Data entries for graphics
══════════════════════════════

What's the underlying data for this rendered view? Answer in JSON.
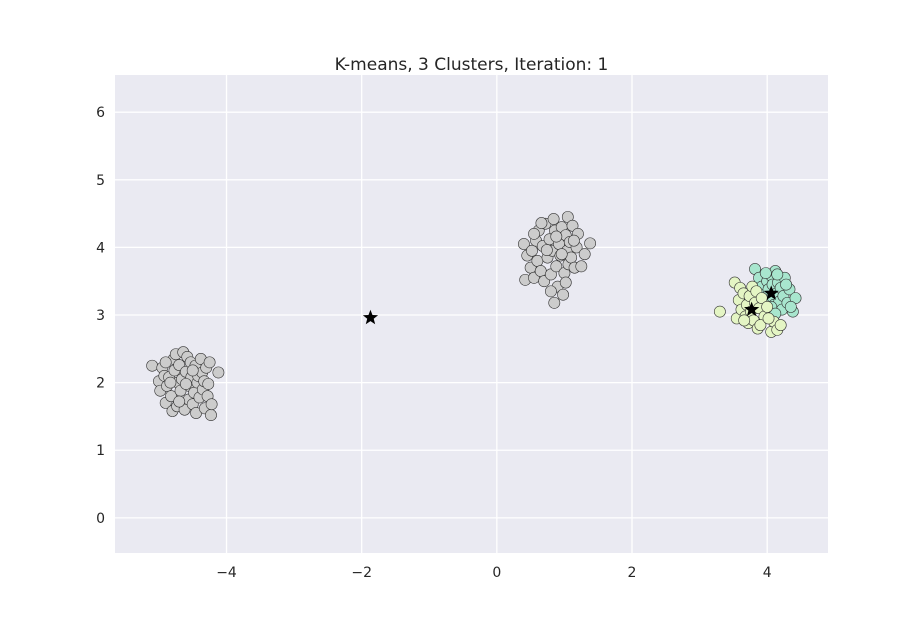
{
  "chart_data": {
    "type": "scatter",
    "title": "K-means, 3 Clusters, Iteration: 1",
    "xlabel": "",
    "ylabel": "",
    "xlim": [
      -5.65,
      4.9
    ],
    "ylim": [
      -0.52,
      6.55
    ],
    "xticks": [
      "−4",
      "−2",
      "0",
      "2",
      "4"
    ],
    "xtick_values": [
      -4,
      -2,
      0,
      2,
      4
    ],
    "yticks": [
      "0",
      "1",
      "2",
      "3",
      "4",
      "5",
      "6"
    ],
    "ytick_values": [
      0,
      1,
      2,
      3,
      4,
      5,
      6
    ],
    "grid": true,
    "background_color": "#eaeaf2",
    "grid_color": "#ffffff",
    "series": [
      {
        "color": "#cccccc",
        "points": [
          [
            -5.1,
            2.25
          ],
          [
            -5.0,
            2.02
          ],
          [
            -4.98,
            1.88
          ],
          [
            -4.95,
            2.22
          ],
          [
            -4.92,
            2.1
          ],
          [
            -4.9,
            1.7
          ],
          [
            -4.88,
            1.95
          ],
          [
            -4.85,
            2.08
          ],
          [
            -4.82,
            1.8
          ],
          [
            -4.8,
            1.58
          ],
          [
            -4.78,
            2.35
          ],
          [
            -4.77,
            2.18
          ],
          [
            -4.75,
            2.42
          ],
          [
            -4.73,
            1.65
          ],
          [
            -4.72,
            2.0
          ],
          [
            -4.7,
            2.26
          ],
          [
            -4.68,
            1.88
          ],
          [
            -4.66,
            2.05
          ],
          [
            -4.64,
            2.45
          ],
          [
            -4.62,
            1.6
          ],
          [
            -4.6,
            2.16
          ],
          [
            -4.58,
            2.38
          ],
          [
            -4.56,
            1.75
          ],
          [
            -4.55,
            1.95
          ],
          [
            -4.53,
            2.3
          ],
          [
            -4.52,
            2.08
          ],
          [
            -4.5,
            1.68
          ],
          [
            -4.48,
            1.85
          ],
          [
            -4.46,
            2.25
          ],
          [
            -4.45,
            1.55
          ],
          [
            -4.43,
            2.0
          ],
          [
            -4.42,
            2.1
          ],
          [
            -4.4,
            1.78
          ],
          [
            -4.38,
            2.35
          ],
          [
            -4.36,
            2.15
          ],
          [
            -4.35,
            1.9
          ],
          [
            -4.33,
            2.02
          ],
          [
            -4.32,
            1.62
          ],
          [
            -4.3,
            2.22
          ],
          [
            -4.28,
            1.8
          ],
          [
            -4.27,
            1.98
          ],
          [
            -4.25,
            2.3
          ],
          [
            -4.23,
            1.52
          ],
          [
            -4.22,
            1.68
          ],
          [
            -4.12,
            2.15
          ],
          [
            -4.9,
            2.3
          ],
          [
            -4.6,
            1.98
          ],
          [
            -4.7,
            1.72
          ],
          [
            -4.5,
            2.18
          ],
          [
            -4.83,
            2.0
          ],
          [
            0.4,
            4.05
          ],
          [
            0.42,
            3.52
          ],
          [
            0.45,
            3.88
          ],
          [
            0.5,
            3.7
          ],
          [
            0.52,
            3.95
          ],
          [
            0.55,
            3.55
          ],
          [
            0.58,
            4.1
          ],
          [
            0.6,
            3.8
          ],
          [
            0.62,
            4.25
          ],
          [
            0.65,
            3.65
          ],
          [
            0.68,
            4.02
          ],
          [
            0.7,
            3.5
          ],
          [
            0.72,
            4.35
          ],
          [
            0.75,
            3.85
          ],
          [
            0.78,
            4.12
          ],
          [
            0.8,
            3.6
          ],
          [
            0.82,
            3.95
          ],
          [
            0.84,
            4.42
          ],
          [
            0.85,
            3.18
          ],
          [
            0.86,
            4.25
          ],
          [
            0.88,
            3.72
          ],
          [
            0.9,
            3.42
          ],
          [
            0.92,
            4.05
          ],
          [
            0.94,
            3.88
          ],
          [
            0.96,
            4.3
          ],
          [
            0.98,
            3.3
          ],
          [
            1.0,
            3.62
          ],
          [
            1.02,
            4.18
          ],
          [
            1.04,
            3.95
          ],
          [
            1.05,
            4.45
          ],
          [
            1.06,
            3.75
          ],
          [
            1.08,
            4.08
          ],
          [
            1.1,
            3.85
          ],
          [
            1.12,
            4.32
          ],
          [
            1.15,
            3.7
          ],
          [
            1.18,
            4.0
          ],
          [
            1.2,
            4.2
          ],
          [
            1.25,
            3.72
          ],
          [
            1.3,
            3.9
          ],
          [
            1.38,
            4.06
          ],
          [
            0.66,
            4.36
          ],
          [
            0.74,
            3.96
          ],
          [
            0.88,
            4.16
          ],
          [
            0.96,
            3.9
          ],
          [
            1.02,
            3.48
          ],
          [
            0.55,
            4.2
          ],
          [
            0.8,
            3.35
          ],
          [
            1.14,
            4.1
          ]
        ]
      },
      {
        "color": "#a8e6ce",
        "points": [
          [
            3.82,
            3.68
          ],
          [
            3.88,
            3.55
          ],
          [
            3.92,
            3.42
          ],
          [
            3.96,
            3.3
          ],
          [
            4.0,
            3.5
          ],
          [
            4.02,
            3.38
          ],
          [
            4.04,
            3.22
          ],
          [
            4.06,
            3.58
          ],
          [
            4.08,
            3.45
          ],
          [
            4.1,
            3.15
          ],
          [
            4.12,
            3.65
          ],
          [
            4.14,
            3.32
          ],
          [
            4.16,
            3.48
          ],
          [
            4.18,
            3.2
          ],
          [
            4.2,
            3.4
          ],
          [
            4.22,
            3.08
          ],
          [
            4.24,
            3.28
          ],
          [
            4.26,
            3.55
          ],
          [
            4.3,
            3.18
          ],
          [
            4.33,
            3.38
          ],
          [
            4.38,
            3.05
          ],
          [
            4.42,
            3.25
          ],
          [
            3.98,
            3.62
          ],
          [
            4.06,
            3.12
          ],
          [
            4.15,
            3.6
          ],
          [
            4.28,
            3.45
          ],
          [
            3.94,
            3.18
          ],
          [
            4.12,
            3.02
          ],
          [
            4.35,
            3.12
          ]
        ]
      },
      {
        "color": "#e4f5c4",
        "points": [
          [
            3.3,
            3.05
          ],
          [
            3.52,
            3.48
          ],
          [
            3.55,
            2.95
          ],
          [
            3.58,
            3.22
          ],
          [
            3.6,
            3.4
          ],
          [
            3.62,
            3.08
          ],
          [
            3.65,
            3.32
          ],
          [
            3.68,
            2.98
          ],
          [
            3.7,
            3.15
          ],
          [
            3.72,
            2.88
          ],
          [
            3.74,
            3.28
          ],
          [
            3.76,
            3.05
          ],
          [
            3.78,
            3.42
          ],
          [
            3.8,
            2.92
          ],
          [
            3.82,
            3.18
          ],
          [
            3.84,
            3.35
          ],
          [
            3.86,
            2.8
          ],
          [
            3.88,
            3.1
          ],
          [
            3.92,
            3.25
          ],
          [
            3.96,
            2.98
          ],
          [
            4.0,
            3.12
          ],
          [
            4.06,
            2.75
          ],
          [
            4.1,
            2.9
          ],
          [
            4.15,
            2.78
          ],
          [
            4.2,
            2.85
          ],
          [
            3.66,
            2.92
          ],
          [
            3.9,
            2.85
          ],
          [
            4.02,
            2.95
          ]
        ]
      }
    ],
    "centroids": {
      "marker": "star",
      "color": "#000000",
      "points": [
        [
          -1.87,
          2.96
        ],
        [
          3.77,
          3.08
        ],
        [
          4.06,
          3.32
        ]
      ]
    }
  }
}
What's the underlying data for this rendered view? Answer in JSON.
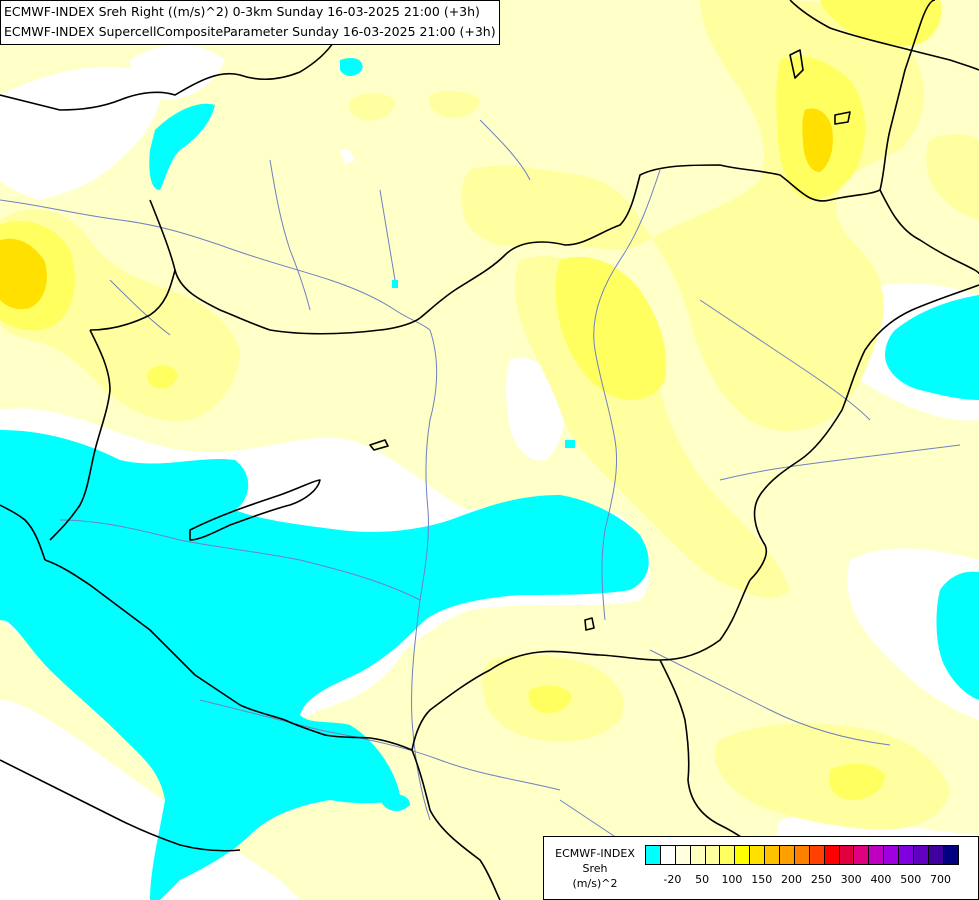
{
  "header": {
    "line1": "ECMWF-INDEX Sreh Right ((m/s)^2) 0-3km Sunday 16-03-2025 21:00 (+3h)",
    "line2": "ECMWF-INDEX SupercellCompositeParameter Sunday 16-03-2025 21:00 (+3h)"
  },
  "legend": {
    "title1": "ECMWF-INDEX",
    "title2": "Sreh",
    "unit": "(m/s)^2",
    "colors": [
      "#00ffff",
      "#ffffff",
      "#ffffe0",
      "#ffffc0",
      "#ffffa0",
      "#ffff60",
      "#ffff00",
      "#ffe000",
      "#ffc000",
      "#ffa000",
      "#ff8000",
      "#ff4000",
      "#ff0000",
      "#e00040",
      "#e00080",
      "#c000c0",
      "#a000e0",
      "#8000e0",
      "#6000c0",
      "#4000a0",
      "#000080"
    ],
    "ticks": [
      "-20",
      "50",
      "100",
      "150",
      "200",
      "250",
      "300",
      "400",
      "500",
      "700"
    ]
  },
  "map": {
    "fill_colors": {
      "background": "#ffffc8",
      "white": "#ffffff",
      "cyan": "#00ffff",
      "light_yellow": "#ffffa0",
      "yellow": "#ffff60",
      "deep_yellow": "#ffff00",
      "gold": "#ffe000"
    },
    "border_color": "#000000",
    "river_color": "#7080c0"
  }
}
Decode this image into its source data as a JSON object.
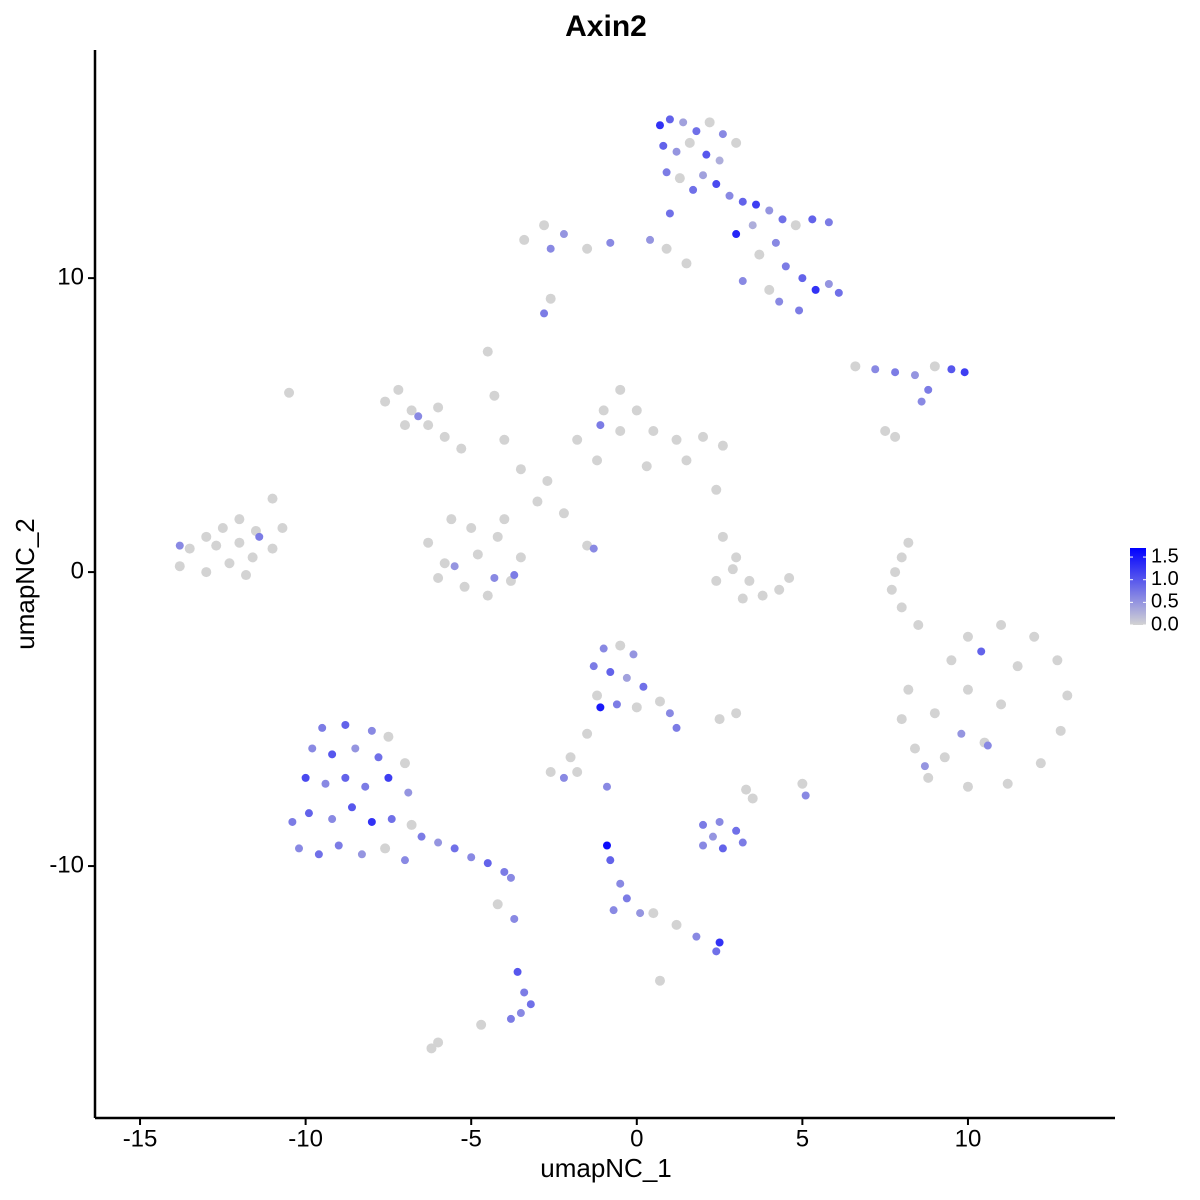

══════════════════════════════

Tally the lines of the material above that contain the word "Sunday" and report the total alone.

2